TASK GOAL:
Skip the pictures and repeat each line of the data exactly.

ENTRIES SUPPLIED:

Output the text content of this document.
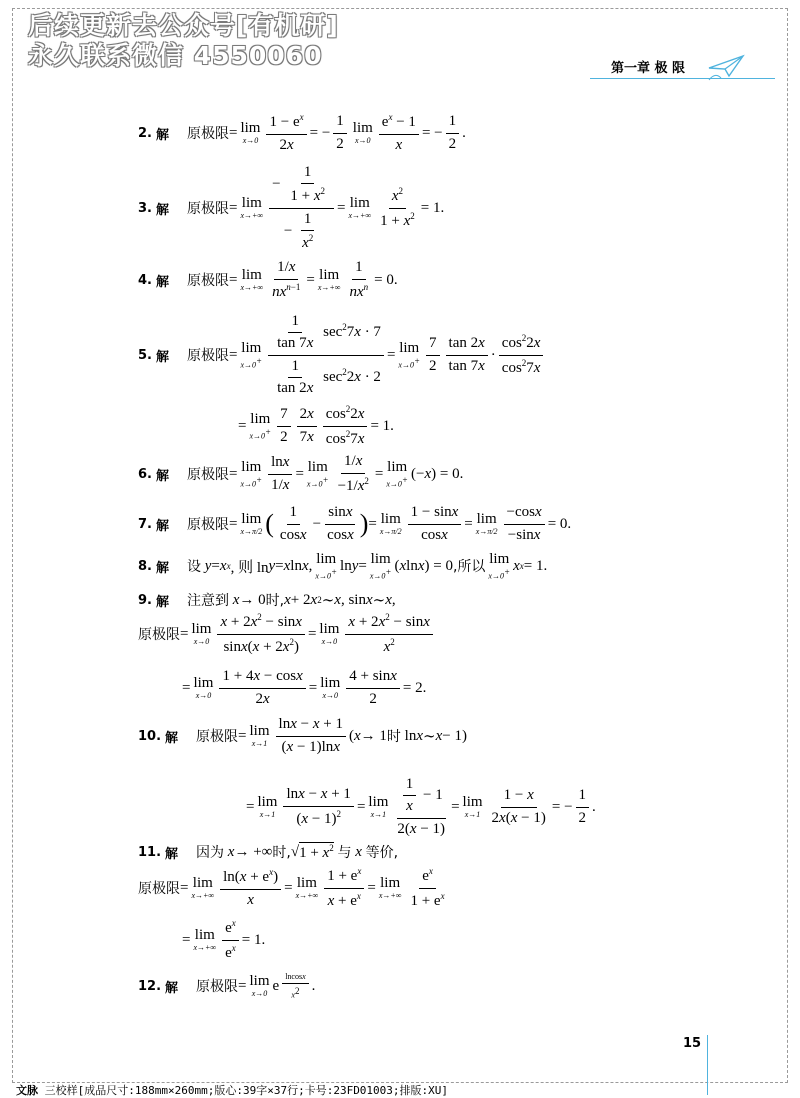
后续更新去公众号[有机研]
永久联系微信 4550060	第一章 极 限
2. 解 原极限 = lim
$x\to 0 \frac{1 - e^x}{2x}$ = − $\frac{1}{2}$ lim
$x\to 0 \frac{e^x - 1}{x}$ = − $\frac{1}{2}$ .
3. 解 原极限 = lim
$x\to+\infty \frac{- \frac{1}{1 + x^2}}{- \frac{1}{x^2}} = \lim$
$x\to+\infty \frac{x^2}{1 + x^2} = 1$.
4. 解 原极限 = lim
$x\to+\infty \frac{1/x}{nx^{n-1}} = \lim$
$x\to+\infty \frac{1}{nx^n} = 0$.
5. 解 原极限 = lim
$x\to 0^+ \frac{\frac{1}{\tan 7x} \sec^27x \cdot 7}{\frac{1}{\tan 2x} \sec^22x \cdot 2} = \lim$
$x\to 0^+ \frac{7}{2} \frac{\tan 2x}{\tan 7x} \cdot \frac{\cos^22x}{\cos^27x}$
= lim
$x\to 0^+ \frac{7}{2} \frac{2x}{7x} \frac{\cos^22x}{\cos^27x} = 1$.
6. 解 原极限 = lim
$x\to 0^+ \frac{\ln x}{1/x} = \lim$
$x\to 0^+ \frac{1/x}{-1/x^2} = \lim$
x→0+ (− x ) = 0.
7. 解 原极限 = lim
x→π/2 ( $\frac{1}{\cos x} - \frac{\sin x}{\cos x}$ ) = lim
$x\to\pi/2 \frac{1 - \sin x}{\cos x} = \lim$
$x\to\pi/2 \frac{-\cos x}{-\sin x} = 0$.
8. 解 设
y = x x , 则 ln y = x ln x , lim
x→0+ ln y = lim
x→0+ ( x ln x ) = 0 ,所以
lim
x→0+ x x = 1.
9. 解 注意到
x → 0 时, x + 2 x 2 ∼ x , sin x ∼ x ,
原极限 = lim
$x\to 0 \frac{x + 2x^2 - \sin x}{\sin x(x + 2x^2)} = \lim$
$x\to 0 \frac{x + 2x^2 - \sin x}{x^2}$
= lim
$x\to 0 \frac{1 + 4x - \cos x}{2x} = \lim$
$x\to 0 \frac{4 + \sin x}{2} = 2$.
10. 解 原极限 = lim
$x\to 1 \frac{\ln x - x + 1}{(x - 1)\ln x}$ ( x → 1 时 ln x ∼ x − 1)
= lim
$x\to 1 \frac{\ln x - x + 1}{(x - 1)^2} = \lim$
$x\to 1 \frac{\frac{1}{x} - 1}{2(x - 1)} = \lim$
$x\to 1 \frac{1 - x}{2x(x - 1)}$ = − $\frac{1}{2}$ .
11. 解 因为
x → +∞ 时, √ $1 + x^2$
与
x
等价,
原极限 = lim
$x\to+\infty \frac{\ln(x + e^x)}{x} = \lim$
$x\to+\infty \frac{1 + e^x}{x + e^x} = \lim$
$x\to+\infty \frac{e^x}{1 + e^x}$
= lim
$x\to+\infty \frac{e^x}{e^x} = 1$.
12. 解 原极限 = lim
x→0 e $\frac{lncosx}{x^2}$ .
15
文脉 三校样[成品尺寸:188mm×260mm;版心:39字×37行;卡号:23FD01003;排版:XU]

SOLUTION FOR THIS EXERCISE:
Output the text content of this document.
后续更新去公众号[有机研]
永久联系微信 4550060	第一章 极 限
2. 解 原极限 = lim
$x\to 0 \frac{1 - e^x}{2x}$ = − $\frac{1}{2}$ lim
$x\to 0 \frac{e^x - 1}{x}$ = − $\frac{1}{2}$ .
3. 解 原极限 = lim
$x\to+\infty \frac{- \frac{1}{1 + x^2}}{- \frac{1}{x^2}} = \lim$
$x\to+\infty \frac{x^2}{1 + x^2} = 1$.
4. 解 原极限 = lim
$x\to+\infty \frac{1/x}{nx^{n-1}} = \lim$
$x\to+\infty \frac{1}{nx^n} = 0$.
5. 解 原极限 = lim
$x\to 0^+ \frac{\frac{1}{\tan 7x} \sec^27x \cdot 7}{\frac{1}{\tan 2x} \sec^22x \cdot 2} = \lim$
$x\to 0^+ \frac{7}{2} \frac{\tan 2x}{\tan 7x} \cdot \frac{\cos^22x}{\cos^27x}$
= lim
$x\to 0^+ \frac{7}{2} \frac{2x}{7x} \frac{\cos^22x}{\cos^27x} = 1$.
6. 解 原极限 = lim
$x\to 0^+ \frac{\ln x}{1/x} = \lim$
$x\to 0^+ \frac{1/x}{-1/x^2} = \lim$
x→0+ (− x ) = 0.
7. 解 原极限 = lim
x→π/2 ( $\frac{1}{\cos x} - \frac{\sin x}{\cos x}$ ) = lim
$x\to\pi/2 \frac{1 - \sin x}{\cos x} = \lim$
$x\to\pi/2 \frac{-\cos x}{-\sin x} = 0$.
8. 解 设
y = x x , 则 ln y = x ln x , lim
x→0+ ln y = lim
x→0+ ( x ln x ) = 0 ,所以
lim
x→0+ x x = 1.
9. 解 注意到
x → 0 时, x + 2 x 2 ∼ x , sin x ∼ x ,
原极限 = lim
$x\to 0 \frac{x + 2x^2 - \sin x}{\sin x(x + 2x^2)} = \lim$
$x\to 0 \frac{x + 2x^2 - \sin x}{x^2}$
= lim
$x\to 0 \frac{1 + 4x - \cos x}{2x} = \lim$
$x\to 0 \frac{4 + \sin x}{2} = 2$.
10. 解 原极限 = lim
$x\to 1 \frac{\ln x - x + 1}{(x - 1)\ln x}$ ( x → 1 时 ln x ∼ x − 1)
= lim
$x\to 1 \frac{\ln x - x + 1}{(x - 1)^2} = \lim$
$x\to 1 \frac{\frac{1}{x} - 1}{2(x - 1)} = \lim$
$x\to 1 \frac{1 - x}{2x(x - 1)}$ = − $\frac{1}{2}$ .
11. 解 因为
x → +∞ 时, √ $1 + x^2$
与
x
等价,
原极限 = lim
$x\to+\infty \frac{\ln(x + e^x)}{x} = \lim$
$x\to+\infty \frac{1 + e^x}{x + e^x} = \lim$
$x\to+\infty \frac{e^x}{1 + e^x}$
= lim
$x\to+\infty \frac{e^x}{e^x} = 1$.
12. 解 原极限 = lim
x→0 e $\frac{lncosx}{x^2}$ .
15
文脉 三校样[成品尺寸:188mm×260mm;版心:39字×37行;卡号:23FD01003;排版:XU]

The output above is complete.